:: SUPPLIED DATA ::
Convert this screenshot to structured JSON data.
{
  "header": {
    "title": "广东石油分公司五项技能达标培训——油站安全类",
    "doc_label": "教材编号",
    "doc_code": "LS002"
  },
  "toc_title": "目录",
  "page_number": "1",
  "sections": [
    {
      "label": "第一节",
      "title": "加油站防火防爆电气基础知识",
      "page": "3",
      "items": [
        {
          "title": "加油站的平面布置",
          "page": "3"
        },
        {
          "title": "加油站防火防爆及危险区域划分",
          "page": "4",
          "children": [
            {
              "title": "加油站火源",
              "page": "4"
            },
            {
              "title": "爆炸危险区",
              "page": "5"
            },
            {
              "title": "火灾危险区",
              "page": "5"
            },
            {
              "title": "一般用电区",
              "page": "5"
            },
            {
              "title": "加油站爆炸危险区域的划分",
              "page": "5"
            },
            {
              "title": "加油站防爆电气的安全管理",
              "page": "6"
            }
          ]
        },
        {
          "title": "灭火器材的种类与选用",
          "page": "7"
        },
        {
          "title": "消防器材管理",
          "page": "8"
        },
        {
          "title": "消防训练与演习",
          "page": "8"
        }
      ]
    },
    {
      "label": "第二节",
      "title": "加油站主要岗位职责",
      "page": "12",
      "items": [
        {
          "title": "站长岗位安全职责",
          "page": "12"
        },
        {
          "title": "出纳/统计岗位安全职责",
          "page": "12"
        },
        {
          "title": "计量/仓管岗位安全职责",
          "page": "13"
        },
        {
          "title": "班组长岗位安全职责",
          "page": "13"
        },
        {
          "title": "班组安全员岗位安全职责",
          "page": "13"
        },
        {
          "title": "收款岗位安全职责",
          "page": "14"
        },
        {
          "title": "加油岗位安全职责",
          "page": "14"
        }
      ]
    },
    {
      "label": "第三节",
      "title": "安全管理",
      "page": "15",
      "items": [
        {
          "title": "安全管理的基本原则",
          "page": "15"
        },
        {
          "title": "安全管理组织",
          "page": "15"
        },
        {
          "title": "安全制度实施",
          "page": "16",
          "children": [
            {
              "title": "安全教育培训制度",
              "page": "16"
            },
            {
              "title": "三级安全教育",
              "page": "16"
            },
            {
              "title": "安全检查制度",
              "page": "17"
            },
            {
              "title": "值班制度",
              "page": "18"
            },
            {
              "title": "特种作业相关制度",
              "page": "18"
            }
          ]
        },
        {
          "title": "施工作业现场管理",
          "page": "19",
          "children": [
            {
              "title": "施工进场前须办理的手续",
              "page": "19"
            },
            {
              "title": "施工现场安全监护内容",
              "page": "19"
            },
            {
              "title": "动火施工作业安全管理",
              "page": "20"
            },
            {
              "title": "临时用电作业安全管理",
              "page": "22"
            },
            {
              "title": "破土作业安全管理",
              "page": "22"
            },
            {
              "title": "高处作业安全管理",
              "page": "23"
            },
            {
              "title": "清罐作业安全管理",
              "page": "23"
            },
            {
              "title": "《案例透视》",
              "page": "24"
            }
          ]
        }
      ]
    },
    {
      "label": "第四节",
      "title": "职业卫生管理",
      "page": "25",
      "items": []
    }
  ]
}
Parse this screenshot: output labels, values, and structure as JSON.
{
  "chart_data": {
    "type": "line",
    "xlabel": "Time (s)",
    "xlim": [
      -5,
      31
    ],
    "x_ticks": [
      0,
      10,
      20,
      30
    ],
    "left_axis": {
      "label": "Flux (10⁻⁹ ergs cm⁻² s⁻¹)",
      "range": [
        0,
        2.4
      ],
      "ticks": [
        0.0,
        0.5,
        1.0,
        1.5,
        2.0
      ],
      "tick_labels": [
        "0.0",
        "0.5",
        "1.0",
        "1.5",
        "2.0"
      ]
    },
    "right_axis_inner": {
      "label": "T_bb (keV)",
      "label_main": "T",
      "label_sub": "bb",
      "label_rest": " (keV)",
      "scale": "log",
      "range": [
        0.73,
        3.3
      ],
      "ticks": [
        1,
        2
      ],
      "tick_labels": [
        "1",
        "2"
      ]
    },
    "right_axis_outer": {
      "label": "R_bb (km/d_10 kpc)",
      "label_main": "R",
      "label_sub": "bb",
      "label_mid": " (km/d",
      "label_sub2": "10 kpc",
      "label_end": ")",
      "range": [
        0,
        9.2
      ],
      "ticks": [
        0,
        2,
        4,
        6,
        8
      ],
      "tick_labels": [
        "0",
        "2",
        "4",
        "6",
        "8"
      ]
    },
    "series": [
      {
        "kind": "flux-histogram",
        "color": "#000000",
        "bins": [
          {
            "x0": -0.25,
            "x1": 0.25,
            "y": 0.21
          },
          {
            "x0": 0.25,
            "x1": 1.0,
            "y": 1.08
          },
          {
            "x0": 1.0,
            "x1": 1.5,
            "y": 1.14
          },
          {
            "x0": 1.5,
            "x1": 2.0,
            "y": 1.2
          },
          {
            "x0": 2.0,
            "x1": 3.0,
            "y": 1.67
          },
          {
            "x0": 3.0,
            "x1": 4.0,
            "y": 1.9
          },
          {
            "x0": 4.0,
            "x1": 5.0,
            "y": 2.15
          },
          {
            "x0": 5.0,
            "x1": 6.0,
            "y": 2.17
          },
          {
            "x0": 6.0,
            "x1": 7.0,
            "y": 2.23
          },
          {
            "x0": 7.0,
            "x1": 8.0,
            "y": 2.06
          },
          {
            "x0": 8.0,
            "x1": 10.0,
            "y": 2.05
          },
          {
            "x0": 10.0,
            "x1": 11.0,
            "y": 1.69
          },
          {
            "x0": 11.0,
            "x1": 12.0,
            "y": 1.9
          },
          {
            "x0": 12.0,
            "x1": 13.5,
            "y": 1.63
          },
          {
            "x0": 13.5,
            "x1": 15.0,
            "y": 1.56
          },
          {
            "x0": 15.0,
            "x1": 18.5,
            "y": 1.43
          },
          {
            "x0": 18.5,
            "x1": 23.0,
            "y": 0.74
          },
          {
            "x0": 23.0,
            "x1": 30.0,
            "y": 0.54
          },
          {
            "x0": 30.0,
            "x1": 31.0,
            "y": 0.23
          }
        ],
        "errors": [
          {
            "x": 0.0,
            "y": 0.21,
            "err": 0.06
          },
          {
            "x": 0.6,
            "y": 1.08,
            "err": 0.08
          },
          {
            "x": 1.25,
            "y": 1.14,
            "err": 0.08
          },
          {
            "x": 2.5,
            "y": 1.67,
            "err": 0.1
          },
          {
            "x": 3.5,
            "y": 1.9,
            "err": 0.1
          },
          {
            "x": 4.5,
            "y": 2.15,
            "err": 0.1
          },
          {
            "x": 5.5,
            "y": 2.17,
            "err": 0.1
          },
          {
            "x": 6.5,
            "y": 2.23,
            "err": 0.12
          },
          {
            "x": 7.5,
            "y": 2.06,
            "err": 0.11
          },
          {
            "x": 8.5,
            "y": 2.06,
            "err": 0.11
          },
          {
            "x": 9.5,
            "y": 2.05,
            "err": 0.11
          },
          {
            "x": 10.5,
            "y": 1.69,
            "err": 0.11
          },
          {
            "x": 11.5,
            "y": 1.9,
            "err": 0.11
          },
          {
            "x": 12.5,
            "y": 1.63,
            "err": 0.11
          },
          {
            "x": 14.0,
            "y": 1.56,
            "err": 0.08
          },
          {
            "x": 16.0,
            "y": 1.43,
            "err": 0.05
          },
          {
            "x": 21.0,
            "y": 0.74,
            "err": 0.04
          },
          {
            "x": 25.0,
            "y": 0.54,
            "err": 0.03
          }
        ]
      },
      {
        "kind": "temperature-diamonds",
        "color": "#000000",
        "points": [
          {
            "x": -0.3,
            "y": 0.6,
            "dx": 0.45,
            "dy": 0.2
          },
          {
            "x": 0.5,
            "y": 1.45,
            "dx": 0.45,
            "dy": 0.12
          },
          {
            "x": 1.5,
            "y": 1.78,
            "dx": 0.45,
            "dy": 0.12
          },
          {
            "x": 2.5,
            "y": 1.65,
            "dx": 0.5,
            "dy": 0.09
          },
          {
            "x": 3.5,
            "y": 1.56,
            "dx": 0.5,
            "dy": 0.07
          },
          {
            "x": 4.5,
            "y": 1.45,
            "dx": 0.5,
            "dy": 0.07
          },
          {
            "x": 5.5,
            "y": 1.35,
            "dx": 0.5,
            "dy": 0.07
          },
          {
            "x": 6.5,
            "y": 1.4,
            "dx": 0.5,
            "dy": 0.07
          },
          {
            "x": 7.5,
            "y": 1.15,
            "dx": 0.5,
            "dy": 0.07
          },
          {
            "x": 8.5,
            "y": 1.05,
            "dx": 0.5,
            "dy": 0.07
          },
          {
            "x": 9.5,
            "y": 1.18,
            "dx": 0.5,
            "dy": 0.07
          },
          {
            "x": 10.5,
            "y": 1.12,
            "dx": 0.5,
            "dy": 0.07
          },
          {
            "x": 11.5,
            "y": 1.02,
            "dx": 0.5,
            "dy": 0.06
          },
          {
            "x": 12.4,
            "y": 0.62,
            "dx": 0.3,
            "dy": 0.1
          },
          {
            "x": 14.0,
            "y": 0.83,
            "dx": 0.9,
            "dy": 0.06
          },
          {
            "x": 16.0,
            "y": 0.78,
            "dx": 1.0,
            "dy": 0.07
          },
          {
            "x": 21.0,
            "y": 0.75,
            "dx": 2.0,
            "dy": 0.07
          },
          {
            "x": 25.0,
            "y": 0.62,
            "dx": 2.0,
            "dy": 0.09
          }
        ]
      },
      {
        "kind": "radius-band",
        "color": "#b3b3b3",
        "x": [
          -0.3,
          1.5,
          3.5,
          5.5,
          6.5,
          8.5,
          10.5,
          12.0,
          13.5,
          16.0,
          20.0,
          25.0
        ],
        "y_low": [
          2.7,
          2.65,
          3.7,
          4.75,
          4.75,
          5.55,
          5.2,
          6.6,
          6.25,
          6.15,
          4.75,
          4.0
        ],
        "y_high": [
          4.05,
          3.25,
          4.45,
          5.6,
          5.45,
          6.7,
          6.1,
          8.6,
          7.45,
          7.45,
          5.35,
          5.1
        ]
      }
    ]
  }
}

:: PROBLEM TO WORK ON ::
From the records above, copy every line that holds the word "this".

:: RIGHT ANSWER ::
Convert this screenshot to structured JSON data.
Parse this screenshot: output labels, values, and structure as JSON.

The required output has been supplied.